**Stated task**
Print the entries in full, word for word, but not the pictures.

--------------------------------

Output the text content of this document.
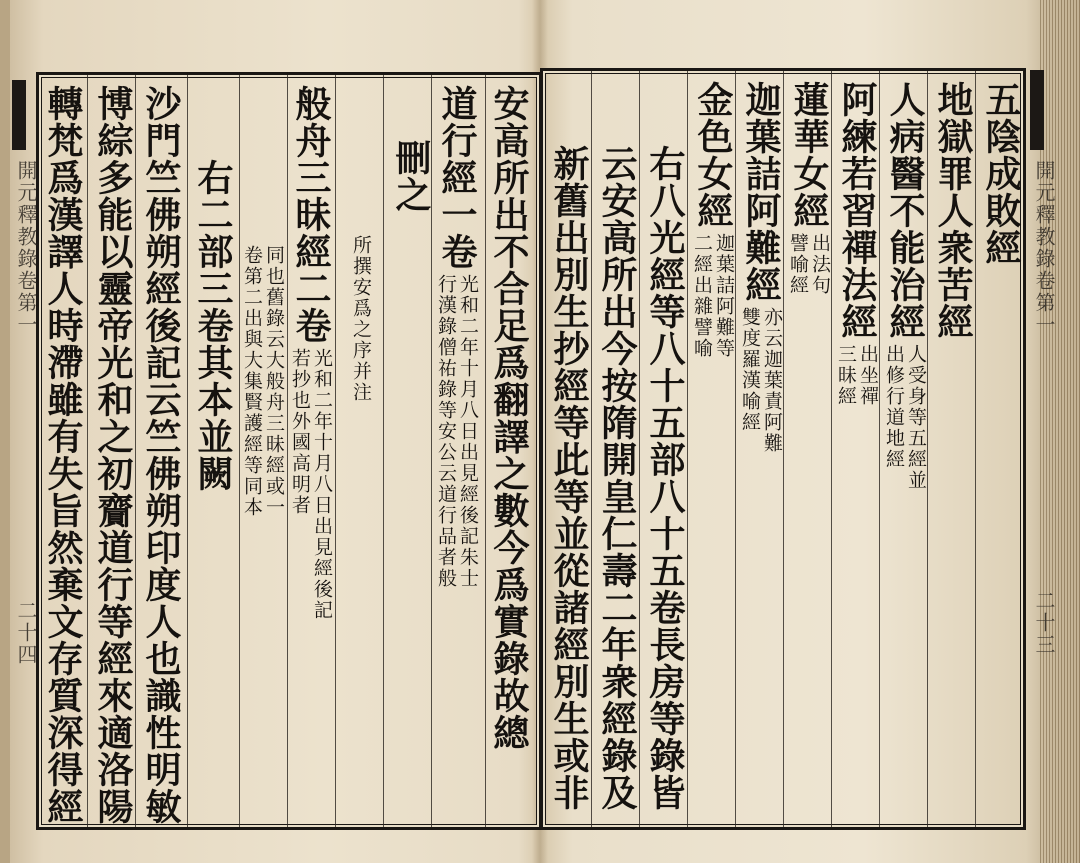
安高所出不合足爲翻譯之數今爲實錄故總
道行經一卷
光和二年十月八日出見經後記朱士
行漢錄僧祐錄等安公云道行品者般
刪之
般舟三昧經二卷
光和二年十月八日出見經後記
若抄也外國高明者
所撰安爲之序并注
同也舊錄云大般舟三昧經或一
卷第二出與大集賢護經等同本
右二部三卷其本並闕
沙門竺佛朔經後記云竺佛朔印度人也識性明敏
博綜多能以靈帝光和之初齎道行等經來適洛陽
轉梵爲漢譯人時滯雖有失旨然棄文存質深得經	五陰成敗經
地獄罪人衆苦經
人病醫不能治經
人受身等五經並
出修行道地經
阿練若習禪法經
出坐禪
三昧經
蓮華女經
出法句
譬喻經
迦葉詰阿難經
亦云迦葉責阿難
雙度羅漢喻經
金色女經
迦葉詰阿難等
二經出雜譬喻
右八光經等八十五部八十五卷長房等錄皆
云安高所出今按隋開皇仁壽二年衆經錄及
新舊出別生抄經等此等並從諸經別生或非
開元釋教錄卷第一
二十四
開元釋教錄卷第一
二十三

--------------------------------

**Reply**
Output the text content of this document.
安高所出不合足爲翻譯之數今爲實錄故總
道行經一卷
光和二年十月八日出見經後記朱士
行漢錄僧祐錄等安公云道行品者般
刪之
般舟三昧經二卷
光和二年十月八日出見經後記
若抄也外國高明者
所撰安爲之序并注
同也舊錄云大般舟三昧經或一
卷第二出與大集賢護經等同本
右二部三卷其本並闕
沙門竺佛朔經後記云竺佛朔印度人也識性明敏
博綜多能以靈帝光和之初齎道行等經來適洛陽
轉梵爲漢譯人時滯雖有失旨然棄文存質深得經	五陰成敗經
地獄罪人衆苦經
人病醫不能治經
人受身等五經並
出修行道地經
阿練若習禪法經
出坐禪
三昧經
蓮華女經
出法句
譬喻經
迦葉詰阿難經
亦云迦葉責阿難
雙度羅漢喻經
金色女經
迦葉詰阿難等
二經出雜譬喻
右八光經等八十五部八十五卷長房等錄皆
云安高所出今按隋開皇仁壽二年衆經錄及
新舊出別生抄經等此等並從諸經別生或非
開元釋教錄卷第一
二十四
開元釋教錄卷第一
二十三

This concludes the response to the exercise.